[Records]
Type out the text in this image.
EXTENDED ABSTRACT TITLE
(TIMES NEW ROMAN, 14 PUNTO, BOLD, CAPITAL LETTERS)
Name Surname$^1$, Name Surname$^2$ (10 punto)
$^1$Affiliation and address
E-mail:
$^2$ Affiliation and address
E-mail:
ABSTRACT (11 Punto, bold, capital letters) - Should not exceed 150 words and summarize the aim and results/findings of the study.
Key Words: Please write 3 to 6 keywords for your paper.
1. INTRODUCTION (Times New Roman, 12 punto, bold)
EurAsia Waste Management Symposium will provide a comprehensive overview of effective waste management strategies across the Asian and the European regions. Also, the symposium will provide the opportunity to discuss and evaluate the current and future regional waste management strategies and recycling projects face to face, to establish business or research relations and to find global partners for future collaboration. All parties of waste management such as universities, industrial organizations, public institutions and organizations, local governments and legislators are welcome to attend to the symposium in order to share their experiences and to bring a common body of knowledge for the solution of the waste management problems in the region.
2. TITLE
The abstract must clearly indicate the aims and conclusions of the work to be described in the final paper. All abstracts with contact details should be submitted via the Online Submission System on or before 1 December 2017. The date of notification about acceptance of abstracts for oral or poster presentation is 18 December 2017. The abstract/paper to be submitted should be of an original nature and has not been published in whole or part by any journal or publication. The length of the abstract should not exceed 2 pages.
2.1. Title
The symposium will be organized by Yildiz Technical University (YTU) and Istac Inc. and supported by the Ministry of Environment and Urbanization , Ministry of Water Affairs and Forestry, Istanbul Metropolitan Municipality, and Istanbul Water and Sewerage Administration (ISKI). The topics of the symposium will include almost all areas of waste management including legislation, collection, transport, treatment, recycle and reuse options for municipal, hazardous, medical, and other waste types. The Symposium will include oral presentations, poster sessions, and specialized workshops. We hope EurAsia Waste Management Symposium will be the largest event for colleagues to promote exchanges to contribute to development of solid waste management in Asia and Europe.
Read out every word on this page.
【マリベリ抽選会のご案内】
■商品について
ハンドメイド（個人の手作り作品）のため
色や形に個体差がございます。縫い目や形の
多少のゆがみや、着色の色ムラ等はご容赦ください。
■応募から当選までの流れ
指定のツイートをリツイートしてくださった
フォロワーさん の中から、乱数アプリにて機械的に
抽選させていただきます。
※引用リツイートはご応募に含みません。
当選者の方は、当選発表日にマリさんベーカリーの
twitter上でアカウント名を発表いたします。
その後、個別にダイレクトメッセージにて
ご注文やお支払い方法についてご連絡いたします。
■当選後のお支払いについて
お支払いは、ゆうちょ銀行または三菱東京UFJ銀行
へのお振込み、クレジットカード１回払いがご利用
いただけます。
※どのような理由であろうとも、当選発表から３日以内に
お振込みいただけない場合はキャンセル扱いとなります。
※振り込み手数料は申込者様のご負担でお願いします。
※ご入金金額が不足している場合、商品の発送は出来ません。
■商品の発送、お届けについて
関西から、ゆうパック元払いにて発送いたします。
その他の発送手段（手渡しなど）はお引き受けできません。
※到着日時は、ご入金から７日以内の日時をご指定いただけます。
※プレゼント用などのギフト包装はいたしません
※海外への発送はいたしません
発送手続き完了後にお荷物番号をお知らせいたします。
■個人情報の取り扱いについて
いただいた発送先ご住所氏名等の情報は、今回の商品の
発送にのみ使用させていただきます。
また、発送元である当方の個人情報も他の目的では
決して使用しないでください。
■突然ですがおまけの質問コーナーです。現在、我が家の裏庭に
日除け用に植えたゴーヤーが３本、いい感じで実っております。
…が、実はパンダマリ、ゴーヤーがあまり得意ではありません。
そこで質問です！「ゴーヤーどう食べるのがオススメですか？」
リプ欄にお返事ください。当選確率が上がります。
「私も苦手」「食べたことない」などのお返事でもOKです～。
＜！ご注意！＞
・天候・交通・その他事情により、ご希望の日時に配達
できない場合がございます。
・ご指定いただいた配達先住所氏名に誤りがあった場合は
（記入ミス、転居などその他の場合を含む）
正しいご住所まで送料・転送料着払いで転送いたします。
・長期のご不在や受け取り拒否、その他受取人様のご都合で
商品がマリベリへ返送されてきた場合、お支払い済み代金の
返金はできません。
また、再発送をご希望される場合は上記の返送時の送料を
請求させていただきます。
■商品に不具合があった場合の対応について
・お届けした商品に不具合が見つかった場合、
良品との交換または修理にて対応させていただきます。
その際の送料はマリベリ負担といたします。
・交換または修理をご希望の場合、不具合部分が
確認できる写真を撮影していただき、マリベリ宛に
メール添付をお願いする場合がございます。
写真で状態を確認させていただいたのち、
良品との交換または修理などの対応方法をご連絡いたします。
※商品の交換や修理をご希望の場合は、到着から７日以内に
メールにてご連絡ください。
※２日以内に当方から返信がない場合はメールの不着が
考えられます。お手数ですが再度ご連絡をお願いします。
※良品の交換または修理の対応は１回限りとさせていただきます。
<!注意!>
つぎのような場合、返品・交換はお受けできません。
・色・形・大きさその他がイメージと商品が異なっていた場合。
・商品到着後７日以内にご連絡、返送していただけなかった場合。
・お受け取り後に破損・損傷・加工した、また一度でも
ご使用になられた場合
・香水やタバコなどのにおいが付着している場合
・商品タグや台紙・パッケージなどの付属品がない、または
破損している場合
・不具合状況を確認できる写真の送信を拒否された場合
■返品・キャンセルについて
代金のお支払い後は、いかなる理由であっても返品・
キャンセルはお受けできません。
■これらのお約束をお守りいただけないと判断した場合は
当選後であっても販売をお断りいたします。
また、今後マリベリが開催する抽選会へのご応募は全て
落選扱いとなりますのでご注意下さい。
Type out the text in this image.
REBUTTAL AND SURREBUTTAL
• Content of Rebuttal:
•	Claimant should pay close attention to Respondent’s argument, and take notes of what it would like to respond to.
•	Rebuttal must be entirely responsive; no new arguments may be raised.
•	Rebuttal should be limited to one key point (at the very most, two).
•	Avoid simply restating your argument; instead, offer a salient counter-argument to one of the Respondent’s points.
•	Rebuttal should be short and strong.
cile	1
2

Goal
Copy out all the entries shown above, character for character.

Solution to the problem
Type out the text in this image.
EXTENDED ABSTRACT TITLE
(TIMES NEW ROMAN, 14 PUNTO, BOLD, CAPITAL LETTERS)
Name Surname$^1$, Name Surname$^2$ (10 punto)
$^1$Affiliation and address
E-mail:
$^2$ Affiliation and address
E-mail:
ABSTRACT (11 Punto, bold, capital letters) - Should not exceed 150 words and summarize the aim and results/findings of the study.
Key Words: Please write 3 to 6 keywords for your paper.
1. INTRODUCTION (Times New Roman, 12 punto, bold)
EurAsia Waste Management Symposium will provide a comprehensive overview of effective waste management strategies across the Asian and the European regions. Also, the symposium will provide the opportunity to discuss and evaluate the current and future regional waste management strategies and recycling projects face to face, to establish business or research relations and to find global partners for future collaboration. All parties of waste management such as universities, industrial organizations, public institutions and organizations, local governments and legislators are welcome to attend to the symposium in order to share their experiences and to bring a common body of knowledge for the solution of the waste management problems in the region.
2. TITLE
The abstract must clearly indicate the aims and conclusions of the work to be described in the final paper. All abstracts with contact details should be submitted via the Online Submission System on or before 1 December 2017. The date of notification about acceptance of abstracts for oral or poster presentation is 18 December 2017. The abstract/paper to be submitted should be of an original nature and has not been published in whole or part by any journal or publication. The length of the abstract should not exceed 2 pages.
2.1. Title
The symposium will be organized by Yildiz Technical University (YTU) and Istac Inc. and supported by the Ministry of Environment and Urbanization , Ministry of Water Affairs and Forestry, Istanbul Metropolitan Municipality, and Istanbul Water and Sewerage Administration (ISKI). The topics of the symposium will include almost all areas of waste management including legislation, collection, transport, treatment, recycle and reuse options for municipal, hazardous, medical, and other waste types. The Symposium will include oral presentations, poster sessions, and specialized workshops. We hope EurAsia Waste Management Symposium will be the largest event for colleagues to promote exchanges to contribute to development of solid waste management in Asia and Europe.
Read out every word on this page.
【マリベリ抽選会のご案内】
■商品について
ハンドメイド（個人の手作り作品）のため
色や形に個体差がございます。縫い目や形の
多少のゆがみや、着色の色ムラ等はご容赦ください。
■応募から当選までの流れ
指定のツイートをリツイートしてくださった
フォロワーさん の中から、乱数アプリにて機械的に
抽選させていただきます。
※引用リツイートはご応募に含みません。
当選者の方は、当選発表日にマリさんベーカリーの
twitter上でアカウント名を発表いたします。
その後、個別にダイレクトメッセージにて
ご注文やお支払い方法についてご連絡いたします。
■当選後のお支払いについて
お支払いは、ゆうちょ銀行または三菱東京UFJ銀行
へのお振込み、クレジットカード１回払いがご利用
いただけます。
※どのような理由であろうとも、当選発表から３日以内に
お振込みいただけない場合はキャンセル扱いとなります。
※振り込み手数料は申込者様のご負担でお願いします。
※ご入金金額が不足している場合、商品の発送は出来ません。
■商品の発送、お届けについて
関西から、ゆうパック元払いにて発送いたします。
その他の発送手段（手渡しなど）はお引き受けできません。
※到着日時は、ご入金から７日以内の日時をご指定いただけます。
※プレゼント用などのギフト包装はいたしません
※海外への発送はいたしません
発送手続き完了後にお荷物番号をお知らせいたします。
■個人情報の取り扱いについて
いただいた発送先ご住所氏名等の情報は、今回の商品の
発送にのみ使用させていただきます。
また、発送元である当方の個人情報も他の目的では
決して使用しないでください。
■突然ですがおまけの質問コーナーです。現在、我が家の裏庭に
日除け用に植えたゴーヤーが３本、いい感じで実っております。
…が、実はパンダマリ、ゴーヤーがあまり得意ではありません。
そこで質問です！「ゴーヤーどう食べるのがオススメですか？」
リプ欄にお返事ください。当選確率が上がります。
「私も苦手」「食べたことない」などのお返事でもOKです～。
＜！ご注意！＞
・天候・交通・その他事情により、ご希望の日時に配達
できない場合がございます。
・ご指定いただいた配達先住所氏名に誤りがあった場合は
（記入ミス、転居などその他の場合を含む）
正しいご住所まで送料・転送料着払いで転送いたします。
・長期のご不在や受け取り拒否、その他受取人様のご都合で
商品がマリベリへ返送されてきた場合、お支払い済み代金の
返金はできません。
また、再発送をご希望される場合は上記の返送時の送料を
請求させていただきます。
■商品に不具合があった場合の対応について
・お届けした商品に不具合が見つかった場合、
良品との交換または修理にて対応させていただきます。
その際の送料はマリベリ負担といたします。
・交換または修理をご希望の場合、不具合部分が
確認できる写真を撮影していただき、マリベリ宛に
メール添付をお願いする場合がございます。
写真で状態を確認させていただいたのち、
良品との交換または修理などの対応方法をご連絡いたします。
※商品の交換や修理をご希望の場合は、到着から７日以内に
メールにてご連絡ください。
※２日以内に当方から返信がない場合はメールの不着が
考えられます。お手数ですが再度ご連絡をお願いします。
※良品の交換または修理の対応は１回限りとさせていただきます。
<!注意!>
つぎのような場合、返品・交換はお受けできません。
・色・形・大きさその他がイメージと商品が異なっていた場合。
・商品到着後７日以内にご連絡、返送していただけなかった場合。
・お受け取り後に破損・損傷・加工した、また一度でも
ご使用になられた場合
・香水やタバコなどのにおいが付着している場合
・商品タグや台紙・パッケージなどの付属品がない、または
破損している場合
・不具合状況を確認できる写真の送信を拒否された場合
■返品・キャンセルについて
代金のお支払い後は、いかなる理由であっても返品・
キャンセルはお受けできません。
■これらのお約束をお守りいただけないと判断した場合は
当選後であっても販売をお断りいたします。
また、今後マリベリが開催する抽選会へのご応募は全て
落選扱いとなりますのでご注意下さい。
Type out the text in this image.
REBUTTAL AND SURREBUTTAL
• Content of Rebuttal:
•	Claimant should pay close attention to Respondent’s argument, and take notes of what it would like to respond to.
•	Rebuttal must be entirely responsive; no new arguments may be raised.
•	Rebuttal should be limited to one key point (at the very most, two).
•	Avoid simply restating your argument; instead, offer a salient counter-argument to one of the Respondent’s points.
•	Rebuttal should be short and strong.
cile	1
2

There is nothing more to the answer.